- _TUGAS LATIHAN_:
[a] Dalam teks tentang Topeng Sidakarya, apa sebutan bagi penari Topeng Sidakarya yang harus menarikan berbagai peran?
[b] Salin kata demi kata bagian teks tentang Topeng Sidakarya yang diawali dengan kata-kata "Ritual pembuatan" dan diakhiri dengan "penghidupan topeng ini.".

- _TEKS BACAAN_:
========
Namun, mantra yang diucapkan sangat bertuah karena dilakukan dengan ngider
buwana (ke segala arah). Itu sebabnya, tidak semua penari topeng mampu
menarikan Dalem Sidakarya. Kebanyakan masyarakat Bali yang tidak
mementaskan Topeng Sidakarya untuk muput yadnya beralasan lain lagi, yakni tak
ingin memanggil sekaa topeng. Pengeluaran bertambah dengan mementaskan
topeng. Namun, Topeng Sidakarya sendiri sesungguhnya bisa dipentaskan tanpa
pementasan topeng. Artinya, yang didatangkan hanya seorang penari topeng
yang sudah berhak (secara ritual) membawakan topeng Dalem Sidakarya itu.
Gamelan pengiring tidak menjadi masalah, bisa gong gede, angklung, maupun
gender biasa, disesuaikan dengan gamelan yang ada pada penyelenggaraan yadnya.
Dalam hal ini penari Topeng Sidakarya disebut Topeng Pajegan, karena dia harus
menarikan berbagai peran. Dalem Sidakarya hanya muncul pada saat akhir yakni
ketika membuat tirtha. Karena itu sebelumnya penari pajegan ini melakukan
improvisasi dan monolog untuk mengantar pada kemunculan Dalem Sidakarya.
Penari bisa membanyol, bisa pula memberikan semacam dharma wacana,
tergantung siapa penarinya. Sebagai seni ritual (seni wali) Topeng Sidakarya perlu
dikembangkan dan dipopulerkan. Tentu fungsi utamanya ditambah, bukan hanya
untuk mentradisikan legenda pamuput akhir dari yadnya, tetapi untuk media
dharma wacana. Sekarang ini bukan hanya hama tikus yang meresahkan tetapi juga
terjadinya kemerosotan moral pada generasi muda. Nah, siapa tahu Topeng
Sidakarya bisa menjadi media perlawanan dalam mengatasi masalah moral ini dan
bisa menjadi tongkak untuk menguatkan kesenian di bali khususnya seni tari wali
ini.
Ritual pembuatan
Tak hanya sang penari, proses pembuatannya pun tak bisa sembarangan karena
memang tak dipakai untuk sembarangan. Topeng Sidakarya ini lain dengan topengtopeng yang dibuat dan dijual secara massal, seperti di pasar-pasar kerajinan atau
pasar oleh-oleh. Perbedaannya bisa mulai dari pemilihan bahan kayu, ritual
memulai memahat, pengawetannya, hingga ritual penghidupan topeng tersebut.
Namun, jangan salah paham dengan adanya ritual penghidupan topeng ini.
========
Data penguraian tata letak halaman:
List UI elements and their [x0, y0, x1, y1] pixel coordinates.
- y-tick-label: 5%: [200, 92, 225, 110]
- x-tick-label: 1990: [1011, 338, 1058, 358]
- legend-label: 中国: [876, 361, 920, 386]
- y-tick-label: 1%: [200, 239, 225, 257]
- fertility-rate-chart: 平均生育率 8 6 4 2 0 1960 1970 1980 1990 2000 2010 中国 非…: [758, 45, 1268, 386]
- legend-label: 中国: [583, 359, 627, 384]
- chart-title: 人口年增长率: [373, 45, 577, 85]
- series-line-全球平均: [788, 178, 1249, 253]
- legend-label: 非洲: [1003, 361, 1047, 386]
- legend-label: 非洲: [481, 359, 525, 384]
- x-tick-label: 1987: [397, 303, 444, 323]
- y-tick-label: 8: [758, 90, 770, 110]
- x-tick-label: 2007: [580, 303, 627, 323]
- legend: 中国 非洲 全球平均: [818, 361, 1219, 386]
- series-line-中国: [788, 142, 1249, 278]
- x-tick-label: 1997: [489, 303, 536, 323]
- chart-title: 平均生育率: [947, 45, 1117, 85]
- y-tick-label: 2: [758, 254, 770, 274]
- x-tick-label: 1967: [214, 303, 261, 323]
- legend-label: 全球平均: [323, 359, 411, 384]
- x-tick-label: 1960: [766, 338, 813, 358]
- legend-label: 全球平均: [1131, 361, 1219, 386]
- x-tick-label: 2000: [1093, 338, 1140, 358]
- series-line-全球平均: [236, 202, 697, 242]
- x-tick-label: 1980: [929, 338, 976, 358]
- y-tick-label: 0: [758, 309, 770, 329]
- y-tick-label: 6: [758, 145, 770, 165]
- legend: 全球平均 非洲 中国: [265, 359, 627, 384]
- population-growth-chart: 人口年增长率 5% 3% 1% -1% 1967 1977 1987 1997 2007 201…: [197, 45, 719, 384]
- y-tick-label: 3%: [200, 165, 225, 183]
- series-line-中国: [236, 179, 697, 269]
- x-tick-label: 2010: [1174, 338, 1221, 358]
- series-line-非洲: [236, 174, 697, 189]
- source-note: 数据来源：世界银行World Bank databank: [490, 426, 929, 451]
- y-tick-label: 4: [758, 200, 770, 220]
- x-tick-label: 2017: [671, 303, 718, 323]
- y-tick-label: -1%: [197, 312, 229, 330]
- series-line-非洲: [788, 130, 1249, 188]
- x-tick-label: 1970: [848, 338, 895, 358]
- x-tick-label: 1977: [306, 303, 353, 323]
========
- _HASIL TIAP TUGAS_:
[a] Topeng Pajegan.

[b]
Ritual pembuatan
Tak hanya sang penari, proses pembuatannya pun tak bisa sembarangan karena
memang tak dipakai untuk sembarangan. Topeng Sidakarya ini lain dengan topengtopeng yang dibuat dan dijual secara massal, seperti di pasar-pasar kerajinan atau
pasar oleh-oleh. Perbedaannya bisa mulai dari pemilihan bahan kayu, ritual
memulai memahat, pengawetannya, hingga ritual penghidupan topeng tersebut.
Namun, jangan salah paham dengan adanya ritual penghidupan topeng ini.